• WHAT IS ASKED:
Set down, in full, every record in the block.

• RECORDS FOR PROCESSING:
※ ※ ※

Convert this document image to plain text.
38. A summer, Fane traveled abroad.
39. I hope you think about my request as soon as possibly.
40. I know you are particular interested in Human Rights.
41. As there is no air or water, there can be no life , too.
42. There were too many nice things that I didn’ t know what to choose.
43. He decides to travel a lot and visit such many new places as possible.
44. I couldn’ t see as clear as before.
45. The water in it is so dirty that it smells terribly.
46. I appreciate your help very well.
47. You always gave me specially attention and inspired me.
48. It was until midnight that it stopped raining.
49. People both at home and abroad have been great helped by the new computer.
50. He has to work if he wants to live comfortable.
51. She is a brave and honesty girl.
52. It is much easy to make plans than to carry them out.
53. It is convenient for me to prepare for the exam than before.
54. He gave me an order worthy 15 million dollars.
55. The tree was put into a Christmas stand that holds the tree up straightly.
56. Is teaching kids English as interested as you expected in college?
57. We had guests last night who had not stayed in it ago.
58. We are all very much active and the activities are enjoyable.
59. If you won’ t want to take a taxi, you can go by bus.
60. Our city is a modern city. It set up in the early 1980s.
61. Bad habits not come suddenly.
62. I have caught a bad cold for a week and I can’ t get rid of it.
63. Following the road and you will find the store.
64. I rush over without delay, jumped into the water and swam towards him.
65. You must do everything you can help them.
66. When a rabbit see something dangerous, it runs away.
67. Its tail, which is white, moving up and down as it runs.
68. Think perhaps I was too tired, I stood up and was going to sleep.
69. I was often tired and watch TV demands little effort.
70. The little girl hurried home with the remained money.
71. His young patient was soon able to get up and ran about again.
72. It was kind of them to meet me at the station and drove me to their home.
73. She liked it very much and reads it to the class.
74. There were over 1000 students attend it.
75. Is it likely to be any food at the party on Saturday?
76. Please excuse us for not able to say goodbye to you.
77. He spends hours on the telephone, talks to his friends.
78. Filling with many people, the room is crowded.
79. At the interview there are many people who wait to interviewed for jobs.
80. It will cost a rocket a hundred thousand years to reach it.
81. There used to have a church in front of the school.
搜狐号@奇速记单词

※ ※ ※

• ANSWER:
Convert this document image to plain text.
38. A summer, Fane traveled abroad.
39. I hope you think about my request as soon as possibly.
40. I know you are particular interested in Human Rights.
41. As there is no air or water, there can be no life , too.
42. There were too many nice things that I didn’ t know what to choose.
43. He decides to travel a lot and visit such many new places as possible.
44. I couldn’ t see as clear as before.
45. The water in it is so dirty that it smells terribly.
46. I appreciate your help very well.
47. You always gave me specially attention and inspired me.
48. It was until midnight that it stopped raining.
49. People both at home and abroad have been great helped by the new computer.
50. He has to work if he wants to live comfortable.
51. She is a brave and honesty girl.
52. It is much easy to make plans than to carry them out.
53. It is convenient for me to prepare for the exam than before.
54. He gave me an order worthy 15 million dollars.
55. The tree was put into a Christmas stand that holds the tree up straightly.
56. Is teaching kids English as interested as you expected in college?
57. We had guests last night who had not stayed in it ago.
58. We are all very much active and the activities are enjoyable.
59. If you won’ t want to take a taxi, you can go by bus.
60. Our city is a modern city. It set up in the early 1980s.
61. Bad habits not come suddenly.
62. I have caught a bad cold for a week and I can’ t get rid of it.
63. Following the road and you will find the store.
64. I rush over without delay, jumped into the water and swam towards him.
65. You must do everything you can help them.
66. When a rabbit see something dangerous, it runs away.
67. Its tail, which is white, moving up and down as it runs.
68. Think perhaps I was too tired, I stood up and was going to sleep.
69. I was often tired and watch TV demands little effort.
70. The little girl hurried home with the remained money.
71. His young patient was soon able to get up and ran about again.
72. It was kind of them to meet me at the station and drove me to their home.
73. She liked it very much and reads it to the class.
74. There were over 1000 students attend it.
75. Is it likely to be any food at the party on Saturday?
76. Please excuse us for not able to say goodbye to you.
77. He spends hours on the telephone, talks to his friends.
78. Filling with many people, the room is crowded.
79. At the interview there are many people who wait to interviewed for jobs.
80. It will cost a rocket a hundred thousand years to reach it.
81. There used to have a church in front of the school.
搜狐号@奇速记单词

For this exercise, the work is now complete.